» **THE PROBLEM**: Say how many lines contain "prova"; the answer is the number alone.

Extracted data entries
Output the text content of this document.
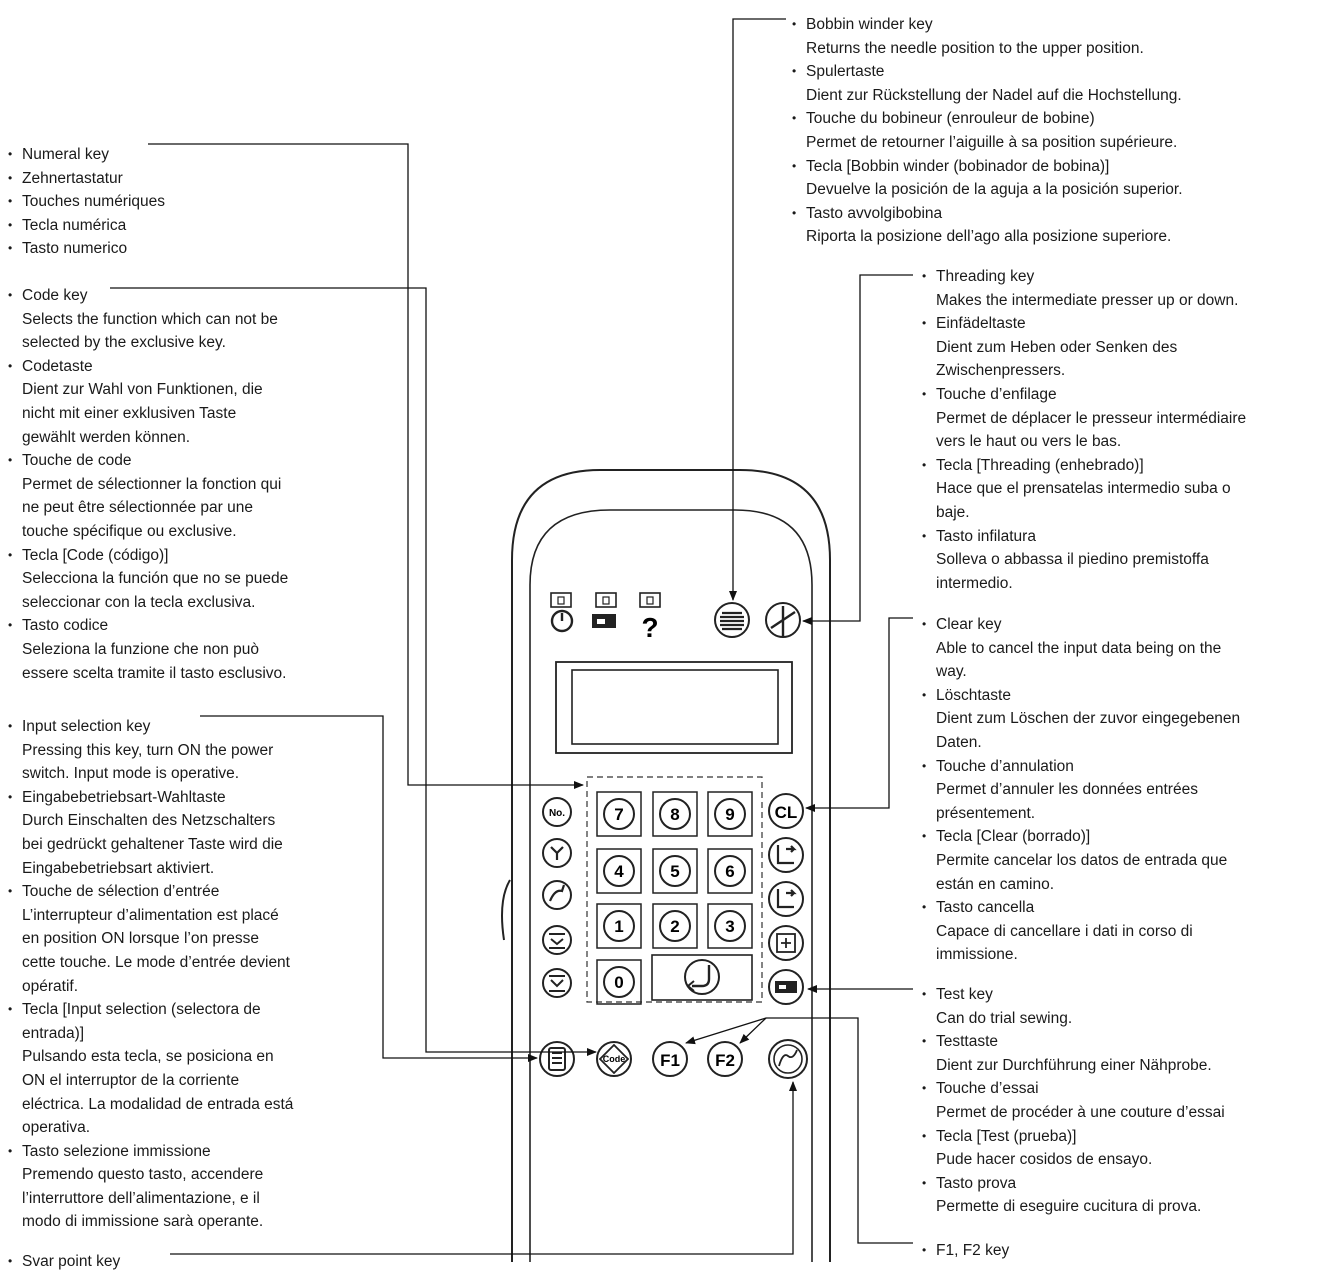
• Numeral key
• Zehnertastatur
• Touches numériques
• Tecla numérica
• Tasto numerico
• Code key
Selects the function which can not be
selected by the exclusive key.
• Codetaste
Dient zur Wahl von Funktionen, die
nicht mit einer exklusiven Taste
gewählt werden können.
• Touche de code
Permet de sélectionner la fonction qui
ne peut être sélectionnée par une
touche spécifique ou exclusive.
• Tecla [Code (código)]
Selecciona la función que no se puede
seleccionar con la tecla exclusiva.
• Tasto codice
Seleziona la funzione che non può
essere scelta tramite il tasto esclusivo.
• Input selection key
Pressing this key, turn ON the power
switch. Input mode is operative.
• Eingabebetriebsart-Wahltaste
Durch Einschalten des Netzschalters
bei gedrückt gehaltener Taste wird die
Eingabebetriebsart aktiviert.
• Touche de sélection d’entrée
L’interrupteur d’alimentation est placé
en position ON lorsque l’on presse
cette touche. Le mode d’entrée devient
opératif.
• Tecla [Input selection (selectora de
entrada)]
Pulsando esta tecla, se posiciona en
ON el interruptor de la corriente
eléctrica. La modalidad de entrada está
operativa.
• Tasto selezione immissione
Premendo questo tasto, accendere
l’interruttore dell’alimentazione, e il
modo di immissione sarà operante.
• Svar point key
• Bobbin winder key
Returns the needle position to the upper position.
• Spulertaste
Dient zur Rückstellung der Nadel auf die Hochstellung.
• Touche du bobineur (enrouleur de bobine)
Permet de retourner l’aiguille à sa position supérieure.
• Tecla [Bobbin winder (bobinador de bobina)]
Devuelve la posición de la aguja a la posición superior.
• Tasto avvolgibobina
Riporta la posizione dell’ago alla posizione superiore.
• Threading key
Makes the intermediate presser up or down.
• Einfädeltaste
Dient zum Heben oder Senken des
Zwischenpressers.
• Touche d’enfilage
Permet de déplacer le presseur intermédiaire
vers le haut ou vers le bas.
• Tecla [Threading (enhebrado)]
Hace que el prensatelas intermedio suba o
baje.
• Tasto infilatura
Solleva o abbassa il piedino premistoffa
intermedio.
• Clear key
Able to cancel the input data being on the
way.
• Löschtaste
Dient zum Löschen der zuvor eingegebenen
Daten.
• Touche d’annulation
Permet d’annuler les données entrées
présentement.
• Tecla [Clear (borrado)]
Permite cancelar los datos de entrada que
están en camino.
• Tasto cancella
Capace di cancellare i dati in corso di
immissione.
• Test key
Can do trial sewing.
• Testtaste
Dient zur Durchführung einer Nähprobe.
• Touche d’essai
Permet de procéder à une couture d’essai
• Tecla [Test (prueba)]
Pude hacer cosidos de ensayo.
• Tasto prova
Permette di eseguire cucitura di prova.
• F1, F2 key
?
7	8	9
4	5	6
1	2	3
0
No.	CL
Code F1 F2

» **EXERCISE ANSWER**: 2